* _INSTRUCTIONS FOR THE TASK_:
Rewrite the material from its first line through the line containing "segment-value-label: 355 [846, 209, 869, 225]", both included, replacing "bounding boxes" with "box coordinates" and leaving everything else unchanged.

(Boxed element entries)
-------------------------

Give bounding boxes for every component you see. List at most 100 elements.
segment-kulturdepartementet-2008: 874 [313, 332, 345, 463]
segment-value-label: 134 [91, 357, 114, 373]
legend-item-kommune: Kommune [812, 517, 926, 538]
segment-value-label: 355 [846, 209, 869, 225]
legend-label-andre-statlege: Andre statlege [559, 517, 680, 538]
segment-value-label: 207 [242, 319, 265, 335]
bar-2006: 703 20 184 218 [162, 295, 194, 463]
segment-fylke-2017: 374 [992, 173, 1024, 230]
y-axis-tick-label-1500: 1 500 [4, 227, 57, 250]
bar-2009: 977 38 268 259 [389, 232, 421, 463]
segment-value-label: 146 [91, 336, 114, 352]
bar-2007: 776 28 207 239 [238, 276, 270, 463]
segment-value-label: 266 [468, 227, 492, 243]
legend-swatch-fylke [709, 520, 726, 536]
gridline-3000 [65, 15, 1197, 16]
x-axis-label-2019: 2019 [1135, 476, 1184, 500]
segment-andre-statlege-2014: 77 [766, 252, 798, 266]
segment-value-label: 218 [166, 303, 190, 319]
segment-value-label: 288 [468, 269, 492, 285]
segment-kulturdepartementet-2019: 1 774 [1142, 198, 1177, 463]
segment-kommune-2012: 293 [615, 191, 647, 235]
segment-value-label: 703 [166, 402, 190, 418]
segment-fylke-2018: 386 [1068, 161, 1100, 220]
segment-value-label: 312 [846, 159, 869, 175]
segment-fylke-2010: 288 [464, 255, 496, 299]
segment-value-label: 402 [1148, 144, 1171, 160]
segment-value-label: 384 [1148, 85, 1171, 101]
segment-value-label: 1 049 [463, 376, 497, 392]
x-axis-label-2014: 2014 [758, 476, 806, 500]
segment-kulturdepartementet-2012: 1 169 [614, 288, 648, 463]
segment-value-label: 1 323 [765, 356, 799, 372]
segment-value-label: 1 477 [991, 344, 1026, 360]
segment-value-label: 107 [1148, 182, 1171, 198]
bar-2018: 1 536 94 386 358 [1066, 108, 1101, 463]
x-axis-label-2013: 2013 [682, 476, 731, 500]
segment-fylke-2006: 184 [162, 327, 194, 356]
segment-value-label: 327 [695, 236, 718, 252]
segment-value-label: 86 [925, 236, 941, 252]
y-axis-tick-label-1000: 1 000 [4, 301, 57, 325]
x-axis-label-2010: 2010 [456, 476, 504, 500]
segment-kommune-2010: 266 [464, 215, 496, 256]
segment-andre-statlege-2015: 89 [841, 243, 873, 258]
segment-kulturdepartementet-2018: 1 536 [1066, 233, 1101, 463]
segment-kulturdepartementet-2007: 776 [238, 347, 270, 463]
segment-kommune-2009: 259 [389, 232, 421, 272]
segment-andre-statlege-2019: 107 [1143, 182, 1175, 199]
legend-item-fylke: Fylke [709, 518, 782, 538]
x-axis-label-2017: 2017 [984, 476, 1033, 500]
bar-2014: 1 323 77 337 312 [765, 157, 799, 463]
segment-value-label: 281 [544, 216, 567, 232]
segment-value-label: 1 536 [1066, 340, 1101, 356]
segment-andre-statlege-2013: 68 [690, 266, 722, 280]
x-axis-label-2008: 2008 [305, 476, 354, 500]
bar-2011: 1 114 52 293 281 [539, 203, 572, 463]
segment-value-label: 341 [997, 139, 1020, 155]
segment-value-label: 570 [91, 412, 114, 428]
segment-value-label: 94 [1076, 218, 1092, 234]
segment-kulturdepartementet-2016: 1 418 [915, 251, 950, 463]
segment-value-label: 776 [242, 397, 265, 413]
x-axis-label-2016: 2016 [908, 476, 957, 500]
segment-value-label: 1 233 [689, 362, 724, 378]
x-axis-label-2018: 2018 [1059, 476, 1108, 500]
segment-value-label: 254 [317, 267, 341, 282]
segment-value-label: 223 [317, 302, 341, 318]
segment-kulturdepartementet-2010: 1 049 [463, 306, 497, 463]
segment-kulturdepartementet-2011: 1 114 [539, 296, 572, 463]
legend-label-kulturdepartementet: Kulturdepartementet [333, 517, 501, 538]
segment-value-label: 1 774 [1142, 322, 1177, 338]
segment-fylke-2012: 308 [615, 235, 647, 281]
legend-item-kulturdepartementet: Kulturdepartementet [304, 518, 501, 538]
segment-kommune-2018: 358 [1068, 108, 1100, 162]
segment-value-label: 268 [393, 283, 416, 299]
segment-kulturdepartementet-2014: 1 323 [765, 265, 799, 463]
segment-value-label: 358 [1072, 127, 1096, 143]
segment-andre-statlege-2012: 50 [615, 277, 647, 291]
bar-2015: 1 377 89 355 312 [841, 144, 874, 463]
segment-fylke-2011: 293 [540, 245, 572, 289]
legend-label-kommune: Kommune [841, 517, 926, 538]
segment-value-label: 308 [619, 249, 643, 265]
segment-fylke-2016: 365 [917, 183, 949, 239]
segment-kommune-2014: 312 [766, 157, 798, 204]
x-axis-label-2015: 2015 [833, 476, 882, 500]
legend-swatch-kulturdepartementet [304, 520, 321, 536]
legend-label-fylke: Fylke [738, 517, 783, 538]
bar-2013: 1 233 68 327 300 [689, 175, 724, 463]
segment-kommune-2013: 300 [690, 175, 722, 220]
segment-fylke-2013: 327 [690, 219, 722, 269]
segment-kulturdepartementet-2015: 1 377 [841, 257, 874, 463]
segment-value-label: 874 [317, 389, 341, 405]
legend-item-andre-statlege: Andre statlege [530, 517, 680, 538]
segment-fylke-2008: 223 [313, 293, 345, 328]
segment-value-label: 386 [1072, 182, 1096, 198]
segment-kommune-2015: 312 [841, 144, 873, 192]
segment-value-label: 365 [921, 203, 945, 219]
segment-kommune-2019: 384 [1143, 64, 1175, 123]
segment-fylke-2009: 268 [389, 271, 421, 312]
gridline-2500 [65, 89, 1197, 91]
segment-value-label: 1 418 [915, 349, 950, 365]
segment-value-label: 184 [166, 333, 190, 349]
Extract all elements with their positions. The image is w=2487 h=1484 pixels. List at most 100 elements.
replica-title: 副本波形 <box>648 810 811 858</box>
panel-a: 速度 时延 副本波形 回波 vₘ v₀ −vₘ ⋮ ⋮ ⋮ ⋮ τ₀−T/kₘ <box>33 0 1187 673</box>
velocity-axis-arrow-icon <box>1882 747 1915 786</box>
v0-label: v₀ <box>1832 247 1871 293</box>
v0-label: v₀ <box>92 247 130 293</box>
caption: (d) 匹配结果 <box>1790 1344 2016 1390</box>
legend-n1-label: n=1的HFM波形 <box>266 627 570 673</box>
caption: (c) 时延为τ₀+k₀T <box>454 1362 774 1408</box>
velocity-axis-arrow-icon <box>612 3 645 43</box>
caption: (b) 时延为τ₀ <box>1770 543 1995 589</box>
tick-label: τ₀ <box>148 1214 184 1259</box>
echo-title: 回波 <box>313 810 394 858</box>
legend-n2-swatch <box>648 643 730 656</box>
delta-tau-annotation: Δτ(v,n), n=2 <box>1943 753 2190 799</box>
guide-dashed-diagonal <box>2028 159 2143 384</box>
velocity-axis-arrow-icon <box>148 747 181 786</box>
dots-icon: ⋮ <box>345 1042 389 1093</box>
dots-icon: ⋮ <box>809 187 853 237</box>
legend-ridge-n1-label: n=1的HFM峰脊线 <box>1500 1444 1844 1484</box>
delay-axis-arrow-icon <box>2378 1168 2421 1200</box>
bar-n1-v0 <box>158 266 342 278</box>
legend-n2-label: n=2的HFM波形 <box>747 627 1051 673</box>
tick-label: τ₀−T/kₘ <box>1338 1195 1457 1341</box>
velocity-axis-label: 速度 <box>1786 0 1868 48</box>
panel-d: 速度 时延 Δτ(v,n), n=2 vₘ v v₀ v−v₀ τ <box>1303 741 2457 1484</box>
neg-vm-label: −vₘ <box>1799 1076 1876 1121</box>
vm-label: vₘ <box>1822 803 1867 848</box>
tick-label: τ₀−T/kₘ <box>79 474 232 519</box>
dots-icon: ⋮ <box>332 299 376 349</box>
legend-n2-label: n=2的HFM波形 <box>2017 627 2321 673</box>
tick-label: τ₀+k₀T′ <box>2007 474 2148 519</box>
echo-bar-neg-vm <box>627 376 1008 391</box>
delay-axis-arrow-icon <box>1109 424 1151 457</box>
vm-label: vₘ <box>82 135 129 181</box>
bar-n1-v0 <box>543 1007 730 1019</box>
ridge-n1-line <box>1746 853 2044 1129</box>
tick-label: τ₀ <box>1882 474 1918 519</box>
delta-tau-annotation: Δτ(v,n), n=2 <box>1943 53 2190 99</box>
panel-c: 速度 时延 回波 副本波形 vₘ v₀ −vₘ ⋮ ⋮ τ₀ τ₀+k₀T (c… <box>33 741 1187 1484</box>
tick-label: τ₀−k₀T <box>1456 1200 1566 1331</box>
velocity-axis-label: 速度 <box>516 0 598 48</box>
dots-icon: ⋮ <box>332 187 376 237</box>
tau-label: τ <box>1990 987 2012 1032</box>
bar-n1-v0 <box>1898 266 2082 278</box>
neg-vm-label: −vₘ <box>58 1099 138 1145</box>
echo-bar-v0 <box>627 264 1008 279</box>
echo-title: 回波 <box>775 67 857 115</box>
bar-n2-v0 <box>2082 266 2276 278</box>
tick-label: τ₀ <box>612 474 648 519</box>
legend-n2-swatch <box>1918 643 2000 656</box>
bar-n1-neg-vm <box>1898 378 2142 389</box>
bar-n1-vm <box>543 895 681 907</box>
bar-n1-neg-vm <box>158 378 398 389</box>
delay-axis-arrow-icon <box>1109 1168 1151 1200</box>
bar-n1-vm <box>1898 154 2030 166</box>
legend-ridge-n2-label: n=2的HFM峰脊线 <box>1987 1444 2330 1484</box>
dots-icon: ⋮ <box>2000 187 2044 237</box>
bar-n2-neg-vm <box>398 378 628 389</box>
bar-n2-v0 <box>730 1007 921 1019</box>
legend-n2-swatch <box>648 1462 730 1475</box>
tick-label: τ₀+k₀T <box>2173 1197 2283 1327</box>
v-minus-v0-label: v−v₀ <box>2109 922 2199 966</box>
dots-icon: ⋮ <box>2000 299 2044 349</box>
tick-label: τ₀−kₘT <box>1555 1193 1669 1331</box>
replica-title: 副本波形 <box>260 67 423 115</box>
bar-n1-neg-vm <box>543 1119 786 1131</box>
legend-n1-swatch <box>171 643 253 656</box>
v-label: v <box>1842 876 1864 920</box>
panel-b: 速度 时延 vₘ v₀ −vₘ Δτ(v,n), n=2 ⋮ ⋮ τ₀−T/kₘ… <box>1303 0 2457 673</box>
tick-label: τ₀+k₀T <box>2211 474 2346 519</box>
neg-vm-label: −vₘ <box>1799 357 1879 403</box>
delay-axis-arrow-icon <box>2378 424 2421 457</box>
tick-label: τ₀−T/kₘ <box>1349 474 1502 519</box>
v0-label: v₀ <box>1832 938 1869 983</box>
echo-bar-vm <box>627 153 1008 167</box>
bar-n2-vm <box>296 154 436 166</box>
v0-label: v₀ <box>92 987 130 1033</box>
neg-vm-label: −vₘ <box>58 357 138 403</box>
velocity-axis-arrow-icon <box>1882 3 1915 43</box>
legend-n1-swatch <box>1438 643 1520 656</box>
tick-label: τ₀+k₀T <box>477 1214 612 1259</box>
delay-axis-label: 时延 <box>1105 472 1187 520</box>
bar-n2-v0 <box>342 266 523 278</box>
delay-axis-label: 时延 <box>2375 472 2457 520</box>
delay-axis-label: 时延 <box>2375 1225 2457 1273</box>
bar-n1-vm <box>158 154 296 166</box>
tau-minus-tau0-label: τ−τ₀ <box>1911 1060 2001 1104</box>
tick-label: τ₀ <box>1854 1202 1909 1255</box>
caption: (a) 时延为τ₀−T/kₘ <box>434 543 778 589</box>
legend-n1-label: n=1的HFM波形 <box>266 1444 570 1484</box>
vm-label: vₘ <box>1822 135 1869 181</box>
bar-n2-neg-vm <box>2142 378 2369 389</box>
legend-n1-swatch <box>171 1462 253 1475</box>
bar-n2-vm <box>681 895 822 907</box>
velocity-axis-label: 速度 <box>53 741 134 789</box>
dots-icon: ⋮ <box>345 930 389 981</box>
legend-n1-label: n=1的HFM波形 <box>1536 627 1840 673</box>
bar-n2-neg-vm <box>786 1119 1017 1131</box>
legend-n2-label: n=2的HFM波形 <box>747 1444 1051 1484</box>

-------------------------

* _ANSWER_:
Give box coordinates for every component you see. List at most 100 elements.
segment-kulturdepartementet-2008: 874 [313, 332, 345, 463]
segment-value-label: 134 [91, 357, 114, 373]
legend-item-kommune: Kommune [812, 517, 926, 538]
segment-value-label: 355 [846, 209, 869, 225]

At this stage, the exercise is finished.